[INFORMATION SUPPLIED start]

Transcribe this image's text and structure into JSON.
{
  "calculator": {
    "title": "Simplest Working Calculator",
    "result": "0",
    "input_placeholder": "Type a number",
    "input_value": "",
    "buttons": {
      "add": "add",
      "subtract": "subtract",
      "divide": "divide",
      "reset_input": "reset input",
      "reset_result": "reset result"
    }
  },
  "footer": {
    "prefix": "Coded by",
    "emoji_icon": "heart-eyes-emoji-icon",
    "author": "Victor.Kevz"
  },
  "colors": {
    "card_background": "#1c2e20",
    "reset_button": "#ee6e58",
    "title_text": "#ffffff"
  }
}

[INFORMATION SUPPLIED end]

[BRIEF] Print again each line of the listing above, exactly as it appears.

[OUTPUT OF THE TASK]
Transcribe this image's text and structure into JSON.
{
  "calculator": {
    "title": "Simplest Working Calculator",
    "result": "0",
    "input_placeholder": "Type a number",
    "input_value": "",
    "buttons": {
      "add": "add",
      "subtract": "subtract",
      "divide": "divide",
      "reset_input": "reset input",
      "reset_result": "reset result"
    }
  },
  "footer": {
    "prefix": "Coded by",
    "emoji_icon": "heart-eyes-emoji-icon",
    "author": "Victor.Kevz"
  },
  "colors": {
    "card_background": "#1c2e20",
    "reset_button": "#ee6e58",
    "title_text": "#ffffff"
  }
}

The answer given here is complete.